Given task:
Write every record out again exactly, and keep images out of it.

Stored data:
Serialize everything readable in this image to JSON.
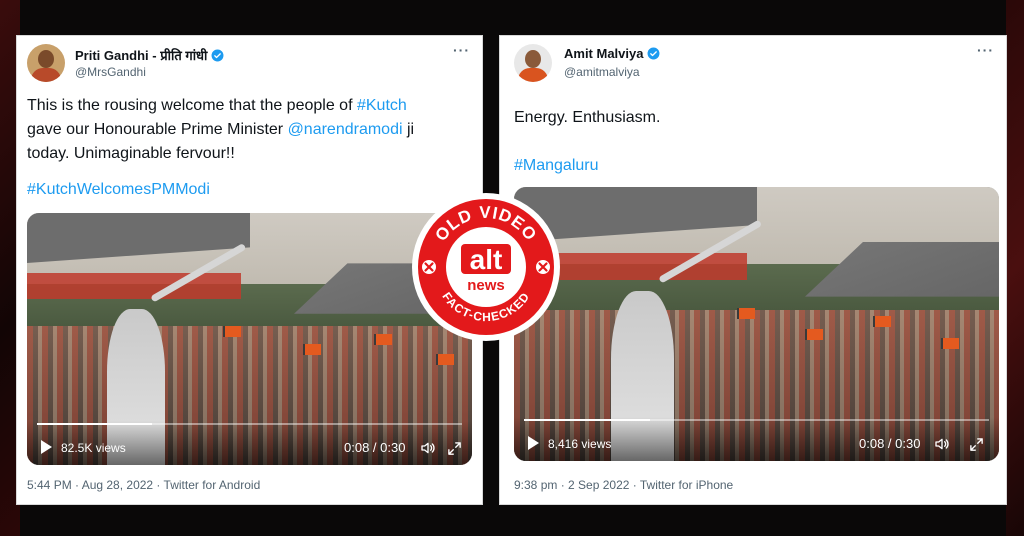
{
  "tweet_left": {
    "name": "Priti Gandhi - प्रीति गांधी",
    "handle": "@MrsGandhi",
    "text_line1_pre": "This is the rousing welcome that the people of ",
    "tag_kutch": "#Kutch",
    "text_line2_pre": "gave our Honourable Prime Minister ",
    "mention": "@narendramodi",
    "text_line2_post": " ji",
    "text_line3": "today. Unimaginable fervour!!",
    "hashtag": "#KutchWelcomesPMModi",
    "views": "82.5K views",
    "time": "0:08 / 0:30",
    "footer": "5:44 PM · Aug 28, 2022 · Twitter for Android",
    "progress": 0.27
  },
  "tweet_right": {
    "name": "Amit Malviya",
    "handle": "@amitmalviya",
    "text": "Energy. Enthusiasm.",
    "hashtag": "#Mangaluru",
    "views": "8,416 views",
    "time": "0:08 / 0:30",
    "footer": "9:38 pm · 2 Sep 2022 · Twitter for iPhone",
    "progress": 0.27
  },
  "badge": {
    "top_text": "OLD VIDEO",
    "logo_top": "alt",
    "logo_bottom": "news",
    "bottom_text": "FACT-CHECKED"
  },
  "icons": {
    "more": "more-icon",
    "verified": "verified-icon",
    "play": "play-icon",
    "volume": "volume-icon",
    "fullscreen": "fullscreen-icon"
  },
  "colors": {
    "link": "#1d9bf0",
    "verified": "#1d9bf0",
    "badge_red": "#e3191b",
    "text": "#0f1419",
    "muted": "#536471"
  }
}
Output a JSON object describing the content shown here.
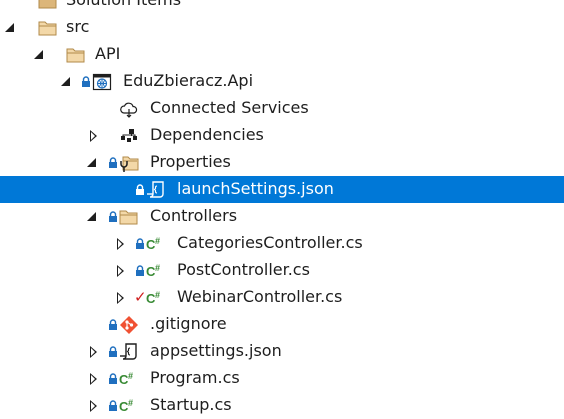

Exercise answer:
Serialize everything readable in this image to JSON.
{
  "tweet_left": {
    "name": "Priti Gandhi - प्रीति गांधी",
    "handle": "@MrsGandhi",
    "text_line1_pre": "This is the rousing welcome that the people of ",
    "tag_kutch": "#Kutch",
    "text_line2_pre": "gave our Honourable Prime Minister ",
    "mention": "@narendramodi",
    "text_line2_post": " ji",
    "text_line3": "today. Unimaginable fervour!!",
    "hashtag": "#KutchWelcomesPMModi",
    "views": "82.5K views",
    "time": "0:08 / 0:30",
    "footer": "5:44 PM · Aug 28, 2022 · Twitter for Android",
    "progress": 0.27
  },
  "tweet_right": {
    "name": "Amit Malviya",
    "handle": "@amitmalviya",
    "text": "Energy. Enthusiasm.",
    "hashtag": "#Mangaluru",
    "views": "8,416 views",
    "time": "0:08 / 0:30",
    "footer": "9:38 pm · 2 Sep 2022 · Twitter for iPhone",
    "progress": 0.27
  },
  "badge": {
    "top_text": "OLD VIDEO",
    "logo_top": "alt",
    "logo_bottom": "news",
    "bottom_text": "FACT-CHECKED"
  },
  "icons": {
    "more": "more-icon",
    "verified": "verified-icon",
    "play": "play-icon",
    "volume": "volume-icon",
    "fullscreen": "fullscreen-icon"
  },
  "colors": {
    "link": "#1d9bf0",
    "verified": "#1d9bf0",
    "badge_red": "#e3191b",
    "text": "#0f1419",
    "muted": "#536471"
  }
}
Output a JSON object describing the content shown here.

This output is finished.